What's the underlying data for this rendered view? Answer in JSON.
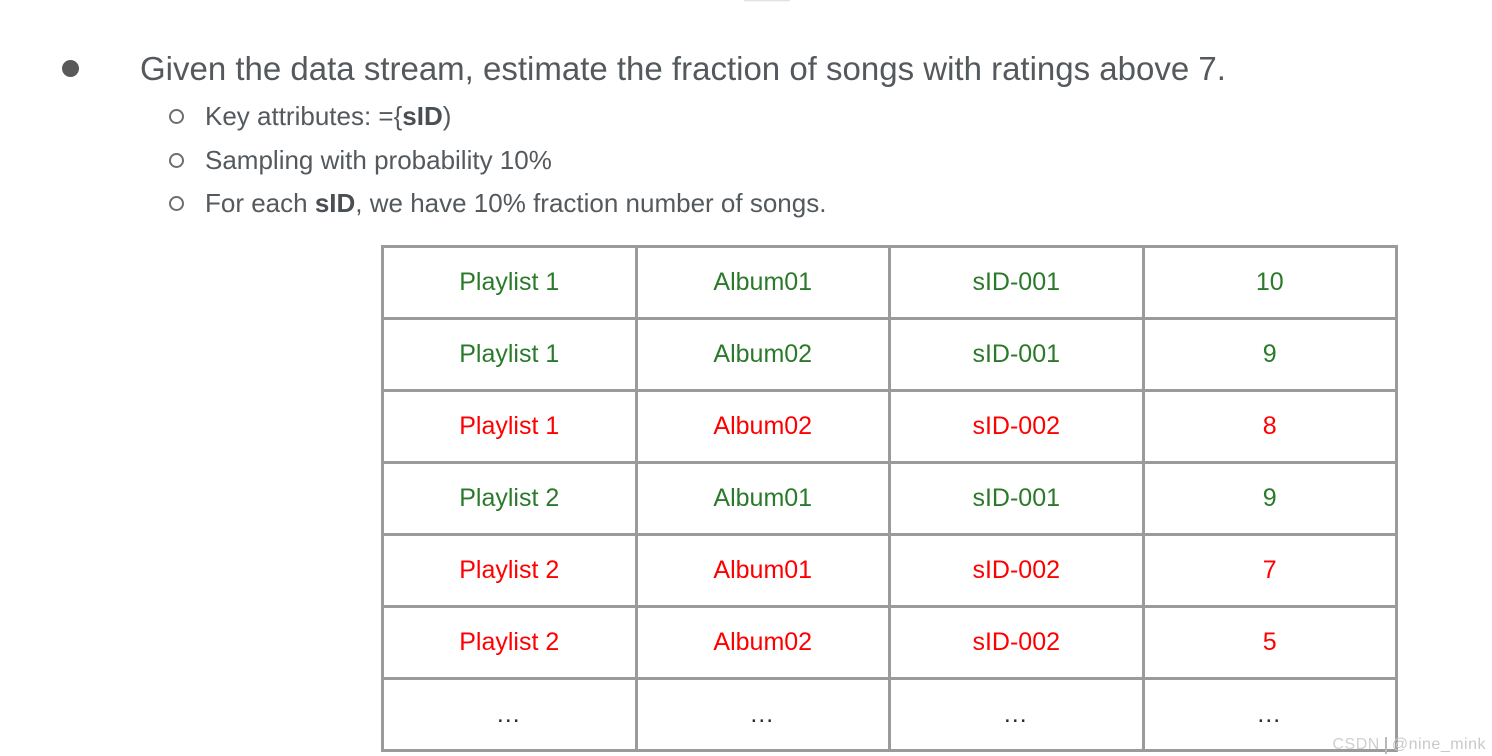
{
  "slide": {
    "main_bullet": "Given the data stream, estimate the fraction of songs with ratings above 7.",
    "sub_bullets": [
      {
        "prefix": "Key attributes: ={",
        "bold": "sID",
        "suffix": ")"
      },
      {
        "prefix": "Sampling with probability 10%",
        "bold": "",
        "suffix": ""
      },
      {
        "prefix": "For each ",
        "bold": "sID",
        "suffix": ", we have 10% fraction number of songs."
      }
    ]
  },
  "table": {
    "rows": [
      {
        "cells": [
          "Playlist 1",
          "Album01",
          "sID-001",
          "10"
        ],
        "state": "green"
      },
      {
        "cells": [
          "Playlist 1",
          "Album02",
          "sID-001",
          "9"
        ],
        "state": "green"
      },
      {
        "cells": [
          "Playlist 1",
          "Album02",
          "sID-002",
          "8"
        ],
        "state": "red"
      },
      {
        "cells": [
          "Playlist 2",
          "Album01",
          "sID-001",
          "9"
        ],
        "state": "green"
      },
      {
        "cells": [
          "Playlist 2",
          "Album01",
          "sID-002",
          "7"
        ],
        "state": "red"
      },
      {
        "cells": [
          "Playlist 2",
          "Album02",
          "sID-002",
          "5"
        ],
        "state": "red"
      },
      {
        "cells": [
          "…",
          "…",
          "…",
          "…"
        ],
        "state": "ellipsis"
      }
    ]
  },
  "watermark": {
    "brand": "CSDN",
    "user": "@nine_mink"
  },
  "colors": {
    "sampled_green": "#2b7a2b",
    "excluded_red": "#ff0000",
    "text_gray": "#54595d",
    "border_gray": "#9b9b9b"
  }
}
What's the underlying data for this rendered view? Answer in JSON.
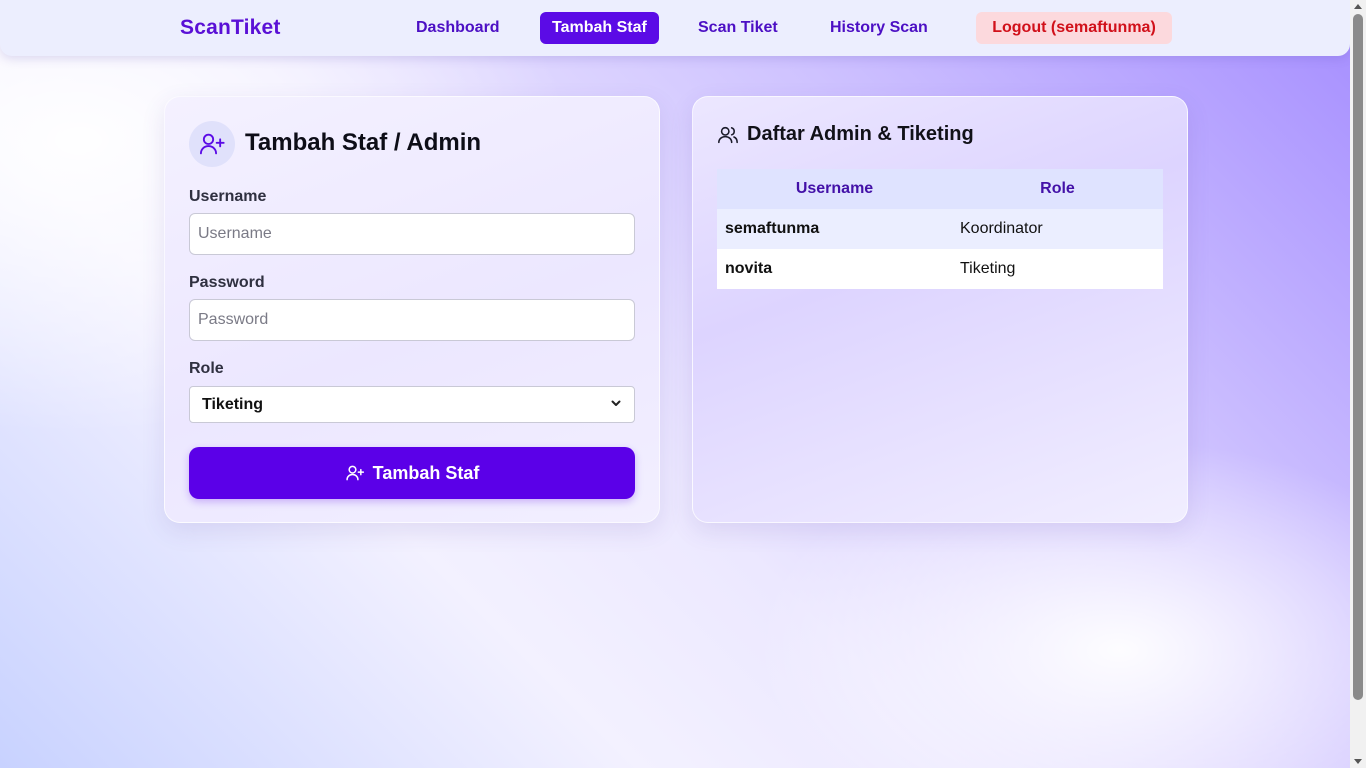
{
  "navbar": {
    "brand": "ScanTiket",
    "links": [
      {
        "label": "Dashboard"
      },
      {
        "label": "Tambah Staf"
      },
      {
        "label": "Scan Tiket"
      },
      {
        "label": "History Scan"
      }
    ],
    "logout_label": "Logout (semaftunma)"
  },
  "form": {
    "title": "Tambah Staf / Admin",
    "icon": "user-plus-icon",
    "username_label": "Username",
    "username_placeholder": "Username",
    "username_value": "",
    "password_label": "Password",
    "password_placeholder": "Password",
    "password_value": "",
    "role_label": "Role",
    "role_selected": "Tiketing",
    "submit_label": "Tambah Staf"
  },
  "staff_list": {
    "title": "Daftar Admin & Tiketing",
    "icon": "users-icon",
    "columns": [
      "Username",
      "Role"
    ],
    "rows": [
      {
        "username": "semaftunma",
        "role": "Koordinator"
      },
      {
        "username": "novita",
        "role": "Tiketing"
      }
    ]
  },
  "colors": {
    "accent": "#5b00e8",
    "brand": "#5a10d6",
    "logout_bg": "#fcd9dd",
    "logout_text": "#d1101a"
  }
}
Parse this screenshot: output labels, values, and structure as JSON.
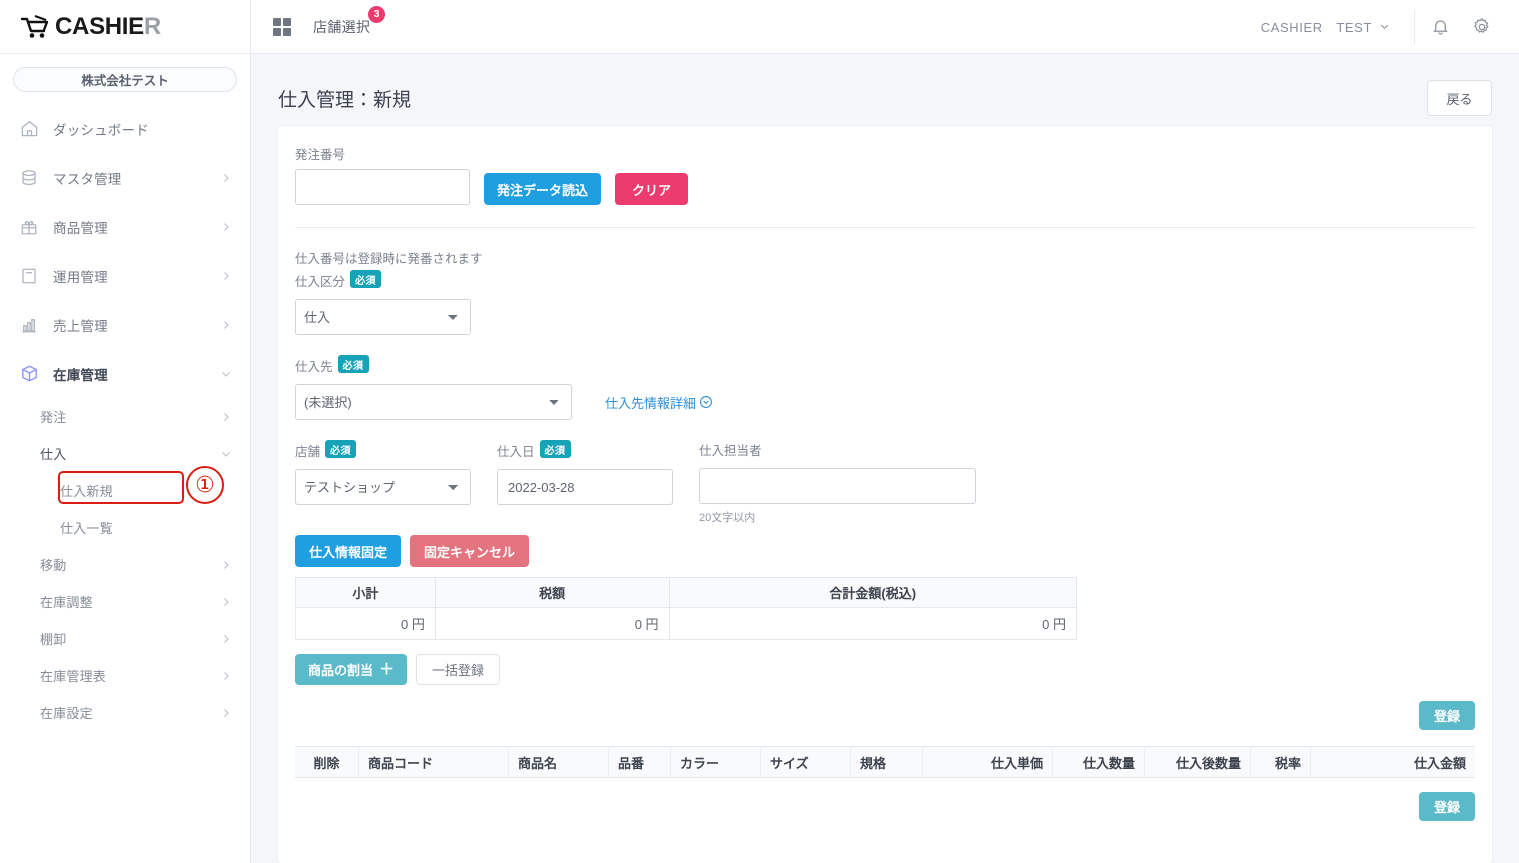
{
  "brand": {
    "name_main": "CASHIE",
    "name_tail": "R",
    "cart_icon": "shopping-cart-icon"
  },
  "sidebar": {
    "company": "株式会社テスト",
    "items": [
      {
        "label": "ダッシュボード",
        "icon": "home-icon",
        "chevron": false
      },
      {
        "label": "マスタ管理",
        "icon": "database-icon",
        "chevron": true
      },
      {
        "label": "商品管理",
        "icon": "gift-icon",
        "chevron": true
      },
      {
        "label": "運用管理",
        "icon": "clipboard-icon",
        "chevron": true
      },
      {
        "label": "売上管理",
        "icon": "bar-chart-icon",
        "chevron": true
      },
      {
        "label": "在庫管理",
        "icon": "box-icon",
        "chevron": true,
        "expanded": true
      }
    ],
    "sub_items": [
      {
        "label": "発注",
        "chevron": "right"
      },
      {
        "label": "仕入",
        "chevron": "down",
        "expanded": true
      }
    ],
    "sub_items2": [
      {
        "label": "仕入新規",
        "active": true
      },
      {
        "label": "仕入一覧",
        "active": false
      }
    ],
    "sub_items_rest": [
      {
        "label": "移動",
        "chevron": "right"
      },
      {
        "label": "在庫調整",
        "chevron": "right"
      },
      {
        "label": "棚卸",
        "chevron": "right"
      },
      {
        "label": "在庫管理表",
        "chevron": "right"
      },
      {
        "label": "在庫設定",
        "chevron": "right"
      }
    ]
  },
  "annotation": {
    "number": "①",
    "color": "#d91f14",
    "target": "仕入新規"
  },
  "topbar": {
    "grid_icon": "apps-grid-icon",
    "shop_select_label": "店舗選択",
    "shop_badge": "3",
    "user_name": "CASHIER　TEST",
    "user_chevron": "chevron-down-icon",
    "bell_icon": "bell-icon",
    "gear_icon": "gear-icon"
  },
  "page": {
    "title": "仕入管理：新規",
    "back_button": "戻る"
  },
  "form": {
    "order_no_label": "発注番号",
    "order_no_value": "",
    "btn_load_order": "発注データ読込",
    "btn_clear": "クリア",
    "notice": "仕入番号は登録時に発番されます",
    "kubun_label": "仕入区分",
    "kubun_required": "必須",
    "kubun_value": "仕入",
    "kubun_options": [
      "仕入"
    ],
    "supplier_label": "仕入先",
    "supplier_required": "必須",
    "supplier_value": "(未選択)",
    "supplier_options": [
      "(未選択)"
    ],
    "supplier_detail_link": "仕入先情報詳細",
    "supplier_detail_icon": "circle-chevron-down-icon",
    "shop_label": "店舗",
    "shop_required": "必須",
    "shop_value": "テストショップ",
    "shop_options": [
      "テストショップ"
    ],
    "date_label": "仕入日",
    "date_required": "必須",
    "date_value": "2022-03-28",
    "staff_label": "仕入担当者",
    "staff_value": "",
    "staff_hint": "20文字以内",
    "btn_fix": "仕入情報固定",
    "btn_fix_cancel": "固定キャンセル",
    "btn_assign": "商品の割当",
    "btn_assign_icon": "plus-icon",
    "btn_bulk": "一括登録",
    "btn_register": "登録"
  },
  "totals_table": {
    "headers": [
      "小計",
      "税額",
      "合計金額(税込)"
    ],
    "row": [
      "0 円",
      "0 円",
      "0 円"
    ]
  },
  "items_table": {
    "headers": [
      "削除",
      "商品コード",
      "商品名",
      "品番",
      "カラー",
      "サイズ",
      "規格",
      "仕入単価",
      "仕入数量",
      "仕入後数量",
      "税率",
      "仕入金額"
    ],
    "rows": []
  },
  "colors": {
    "blue": "#209fe0",
    "pink": "#ec3c6f",
    "teal": "#5bbac9",
    "required_badge": "#17a2b8",
    "red_cancel": "#e2737f",
    "link": "#2e8fd6",
    "annotation_red": "#d91f14"
  }
}
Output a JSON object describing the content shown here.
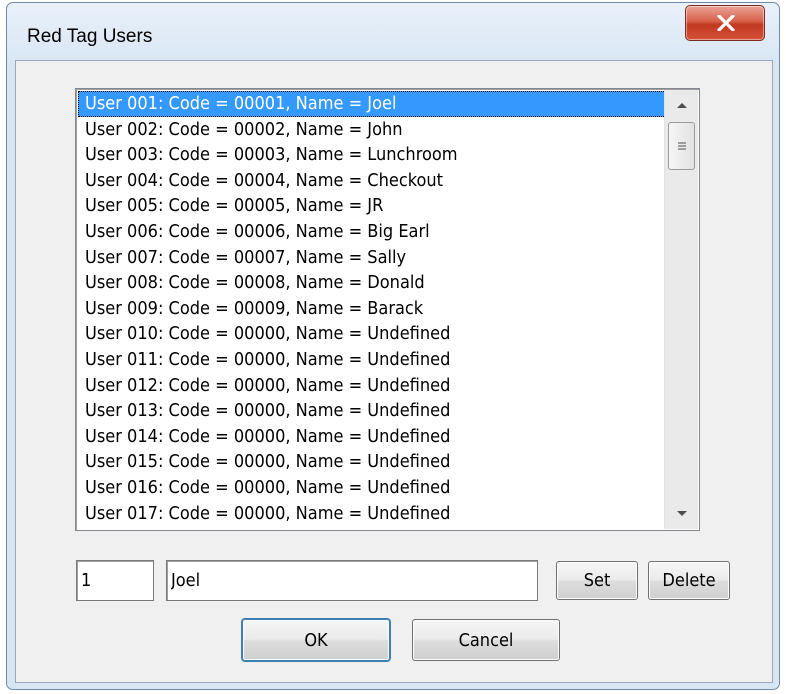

# # # #

# Exercise directions:
Each line in the listing above that contains "Admin" should be copied.

# Response to this task:
    "title": "Tambah Staf / Admin",
    "title": "Daftar Admin & Tiketing",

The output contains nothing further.